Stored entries
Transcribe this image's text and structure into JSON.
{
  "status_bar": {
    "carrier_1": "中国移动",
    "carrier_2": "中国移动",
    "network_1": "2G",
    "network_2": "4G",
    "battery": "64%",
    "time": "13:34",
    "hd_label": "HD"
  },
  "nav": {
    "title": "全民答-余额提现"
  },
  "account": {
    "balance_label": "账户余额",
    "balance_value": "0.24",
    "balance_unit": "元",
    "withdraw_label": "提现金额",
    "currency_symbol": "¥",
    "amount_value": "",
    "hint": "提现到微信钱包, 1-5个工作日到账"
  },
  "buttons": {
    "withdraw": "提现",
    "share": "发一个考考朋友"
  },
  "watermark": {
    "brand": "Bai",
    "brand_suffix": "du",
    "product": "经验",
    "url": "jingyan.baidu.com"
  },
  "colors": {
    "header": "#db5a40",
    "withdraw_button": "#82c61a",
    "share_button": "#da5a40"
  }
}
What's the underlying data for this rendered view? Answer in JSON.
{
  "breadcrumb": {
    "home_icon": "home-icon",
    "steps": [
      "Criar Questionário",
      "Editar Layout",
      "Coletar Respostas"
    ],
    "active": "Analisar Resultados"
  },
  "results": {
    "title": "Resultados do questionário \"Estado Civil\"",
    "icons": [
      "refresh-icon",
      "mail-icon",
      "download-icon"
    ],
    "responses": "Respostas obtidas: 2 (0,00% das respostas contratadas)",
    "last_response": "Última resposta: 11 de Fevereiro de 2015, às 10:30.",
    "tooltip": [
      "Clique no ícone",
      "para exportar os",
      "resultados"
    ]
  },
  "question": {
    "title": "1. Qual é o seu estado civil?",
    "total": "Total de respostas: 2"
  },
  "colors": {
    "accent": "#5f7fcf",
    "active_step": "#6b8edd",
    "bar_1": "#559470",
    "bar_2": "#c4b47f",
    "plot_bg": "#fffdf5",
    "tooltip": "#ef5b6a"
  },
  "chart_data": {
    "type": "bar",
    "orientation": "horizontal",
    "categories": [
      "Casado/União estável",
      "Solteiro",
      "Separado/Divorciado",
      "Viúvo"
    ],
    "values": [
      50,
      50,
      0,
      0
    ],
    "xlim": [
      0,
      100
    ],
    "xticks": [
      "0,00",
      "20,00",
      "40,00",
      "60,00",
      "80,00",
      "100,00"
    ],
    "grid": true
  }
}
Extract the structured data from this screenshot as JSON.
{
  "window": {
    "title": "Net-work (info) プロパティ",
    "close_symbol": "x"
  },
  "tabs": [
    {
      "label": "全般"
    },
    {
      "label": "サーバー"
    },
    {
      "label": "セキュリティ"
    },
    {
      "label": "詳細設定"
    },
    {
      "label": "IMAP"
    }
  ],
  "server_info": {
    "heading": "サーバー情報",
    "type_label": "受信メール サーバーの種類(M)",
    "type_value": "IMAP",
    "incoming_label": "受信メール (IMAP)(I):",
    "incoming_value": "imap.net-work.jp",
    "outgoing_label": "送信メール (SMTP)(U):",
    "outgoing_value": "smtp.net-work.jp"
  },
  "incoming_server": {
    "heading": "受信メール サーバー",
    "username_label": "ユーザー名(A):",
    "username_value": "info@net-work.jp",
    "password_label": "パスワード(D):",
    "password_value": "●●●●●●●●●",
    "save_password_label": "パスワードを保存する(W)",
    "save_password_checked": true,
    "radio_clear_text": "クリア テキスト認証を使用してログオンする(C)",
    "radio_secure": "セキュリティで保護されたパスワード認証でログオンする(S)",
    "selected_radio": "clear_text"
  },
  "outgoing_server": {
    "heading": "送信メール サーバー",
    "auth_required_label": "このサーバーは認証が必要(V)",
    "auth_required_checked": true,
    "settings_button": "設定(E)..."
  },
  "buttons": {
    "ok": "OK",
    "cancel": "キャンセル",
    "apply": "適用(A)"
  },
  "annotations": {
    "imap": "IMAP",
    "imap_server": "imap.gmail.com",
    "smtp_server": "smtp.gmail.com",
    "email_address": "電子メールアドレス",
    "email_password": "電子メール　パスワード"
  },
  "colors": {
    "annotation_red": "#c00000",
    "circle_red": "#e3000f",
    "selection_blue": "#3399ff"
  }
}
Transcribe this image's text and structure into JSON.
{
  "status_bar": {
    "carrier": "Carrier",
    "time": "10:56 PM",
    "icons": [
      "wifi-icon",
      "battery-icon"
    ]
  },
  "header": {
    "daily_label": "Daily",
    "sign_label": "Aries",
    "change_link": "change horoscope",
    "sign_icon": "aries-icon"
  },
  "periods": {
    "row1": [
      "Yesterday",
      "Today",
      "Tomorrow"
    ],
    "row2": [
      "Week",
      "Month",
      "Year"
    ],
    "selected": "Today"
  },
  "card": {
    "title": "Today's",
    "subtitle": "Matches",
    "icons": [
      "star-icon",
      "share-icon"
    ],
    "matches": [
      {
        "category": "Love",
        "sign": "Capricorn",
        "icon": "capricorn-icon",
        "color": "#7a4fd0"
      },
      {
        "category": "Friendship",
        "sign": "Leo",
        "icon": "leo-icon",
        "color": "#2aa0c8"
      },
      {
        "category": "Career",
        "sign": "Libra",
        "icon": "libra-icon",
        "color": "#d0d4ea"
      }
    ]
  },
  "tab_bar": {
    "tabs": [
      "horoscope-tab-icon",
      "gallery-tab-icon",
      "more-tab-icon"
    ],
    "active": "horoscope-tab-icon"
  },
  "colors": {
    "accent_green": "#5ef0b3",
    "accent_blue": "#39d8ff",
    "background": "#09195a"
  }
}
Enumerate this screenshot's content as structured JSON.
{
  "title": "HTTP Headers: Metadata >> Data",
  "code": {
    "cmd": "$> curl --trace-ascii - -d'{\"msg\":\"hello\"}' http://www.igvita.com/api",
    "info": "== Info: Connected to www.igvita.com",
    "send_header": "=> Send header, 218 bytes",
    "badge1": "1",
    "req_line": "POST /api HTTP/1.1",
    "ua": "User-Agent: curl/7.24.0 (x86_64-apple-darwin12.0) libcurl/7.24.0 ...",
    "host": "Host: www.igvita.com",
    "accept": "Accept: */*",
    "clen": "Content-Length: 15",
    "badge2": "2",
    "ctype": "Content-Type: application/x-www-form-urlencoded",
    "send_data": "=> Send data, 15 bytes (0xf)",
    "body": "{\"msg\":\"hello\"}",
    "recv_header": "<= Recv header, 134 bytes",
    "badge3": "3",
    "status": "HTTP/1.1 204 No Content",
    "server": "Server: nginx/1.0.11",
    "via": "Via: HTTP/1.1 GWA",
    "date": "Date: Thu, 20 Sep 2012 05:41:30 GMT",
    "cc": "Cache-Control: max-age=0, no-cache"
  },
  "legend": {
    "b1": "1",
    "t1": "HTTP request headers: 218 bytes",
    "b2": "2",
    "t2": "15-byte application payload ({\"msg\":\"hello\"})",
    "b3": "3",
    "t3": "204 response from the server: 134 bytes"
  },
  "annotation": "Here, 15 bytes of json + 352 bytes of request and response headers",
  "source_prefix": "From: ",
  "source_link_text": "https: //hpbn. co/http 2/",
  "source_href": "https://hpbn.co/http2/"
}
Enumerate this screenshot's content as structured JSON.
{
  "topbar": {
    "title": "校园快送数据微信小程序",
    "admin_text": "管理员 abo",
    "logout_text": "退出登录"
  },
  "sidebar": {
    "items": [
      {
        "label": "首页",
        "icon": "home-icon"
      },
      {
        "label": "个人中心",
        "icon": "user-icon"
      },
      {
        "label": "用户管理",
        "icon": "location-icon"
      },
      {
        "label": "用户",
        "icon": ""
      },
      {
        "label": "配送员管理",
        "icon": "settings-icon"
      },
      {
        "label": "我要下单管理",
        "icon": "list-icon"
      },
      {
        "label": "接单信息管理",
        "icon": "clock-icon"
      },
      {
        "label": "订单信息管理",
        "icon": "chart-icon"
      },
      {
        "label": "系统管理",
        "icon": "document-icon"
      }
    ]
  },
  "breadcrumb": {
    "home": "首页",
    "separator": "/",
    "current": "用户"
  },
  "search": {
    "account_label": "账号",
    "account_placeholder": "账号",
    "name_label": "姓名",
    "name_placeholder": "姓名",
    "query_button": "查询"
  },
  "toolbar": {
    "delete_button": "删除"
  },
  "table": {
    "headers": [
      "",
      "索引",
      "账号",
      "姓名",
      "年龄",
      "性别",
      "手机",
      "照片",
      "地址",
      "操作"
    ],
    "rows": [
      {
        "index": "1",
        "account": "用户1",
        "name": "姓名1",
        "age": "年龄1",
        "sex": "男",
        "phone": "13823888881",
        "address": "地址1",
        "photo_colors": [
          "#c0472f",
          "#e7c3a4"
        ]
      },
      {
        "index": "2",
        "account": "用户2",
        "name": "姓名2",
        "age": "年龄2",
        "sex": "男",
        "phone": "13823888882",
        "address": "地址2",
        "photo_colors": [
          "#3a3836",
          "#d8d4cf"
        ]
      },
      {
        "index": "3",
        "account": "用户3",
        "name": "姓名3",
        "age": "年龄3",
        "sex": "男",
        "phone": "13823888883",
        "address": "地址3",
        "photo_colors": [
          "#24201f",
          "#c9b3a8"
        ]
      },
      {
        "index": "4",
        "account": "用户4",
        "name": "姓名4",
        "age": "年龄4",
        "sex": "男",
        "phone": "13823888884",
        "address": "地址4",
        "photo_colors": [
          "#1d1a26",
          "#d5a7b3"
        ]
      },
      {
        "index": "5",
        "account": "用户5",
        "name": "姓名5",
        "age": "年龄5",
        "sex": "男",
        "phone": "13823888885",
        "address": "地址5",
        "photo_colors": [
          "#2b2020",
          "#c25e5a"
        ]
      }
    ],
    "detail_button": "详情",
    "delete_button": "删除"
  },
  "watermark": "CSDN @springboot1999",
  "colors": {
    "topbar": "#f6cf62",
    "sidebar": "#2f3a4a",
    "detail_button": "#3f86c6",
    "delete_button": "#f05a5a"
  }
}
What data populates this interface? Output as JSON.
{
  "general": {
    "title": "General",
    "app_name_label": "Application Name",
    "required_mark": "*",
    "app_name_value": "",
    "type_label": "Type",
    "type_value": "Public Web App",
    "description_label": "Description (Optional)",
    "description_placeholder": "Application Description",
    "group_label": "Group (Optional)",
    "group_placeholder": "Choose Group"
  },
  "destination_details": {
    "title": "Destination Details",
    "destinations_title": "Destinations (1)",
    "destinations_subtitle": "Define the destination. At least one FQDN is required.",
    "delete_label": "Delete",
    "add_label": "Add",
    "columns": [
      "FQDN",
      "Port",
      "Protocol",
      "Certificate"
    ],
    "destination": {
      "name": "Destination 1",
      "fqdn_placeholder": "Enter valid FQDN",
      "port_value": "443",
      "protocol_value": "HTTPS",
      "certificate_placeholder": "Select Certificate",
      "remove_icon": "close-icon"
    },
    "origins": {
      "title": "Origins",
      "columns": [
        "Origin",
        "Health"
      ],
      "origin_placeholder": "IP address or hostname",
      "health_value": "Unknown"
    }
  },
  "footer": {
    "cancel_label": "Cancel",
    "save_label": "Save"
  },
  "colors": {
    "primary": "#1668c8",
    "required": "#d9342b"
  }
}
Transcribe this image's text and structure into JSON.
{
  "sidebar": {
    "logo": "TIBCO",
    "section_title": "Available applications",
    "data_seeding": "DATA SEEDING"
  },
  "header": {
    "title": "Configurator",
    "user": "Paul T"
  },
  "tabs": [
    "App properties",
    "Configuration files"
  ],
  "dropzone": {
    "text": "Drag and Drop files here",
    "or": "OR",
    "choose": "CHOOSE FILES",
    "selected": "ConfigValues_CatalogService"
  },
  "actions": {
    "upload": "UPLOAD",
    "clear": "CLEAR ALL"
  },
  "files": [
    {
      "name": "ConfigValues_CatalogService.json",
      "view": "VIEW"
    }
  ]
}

**Short problem:** Identify the lines that hold the word "horoscope". Copy every one of them.

**Response to the task:**
    "change_link": "change horoscope",
      "horoscope-tab-icon",
    "active": "horoscope-tab-icon"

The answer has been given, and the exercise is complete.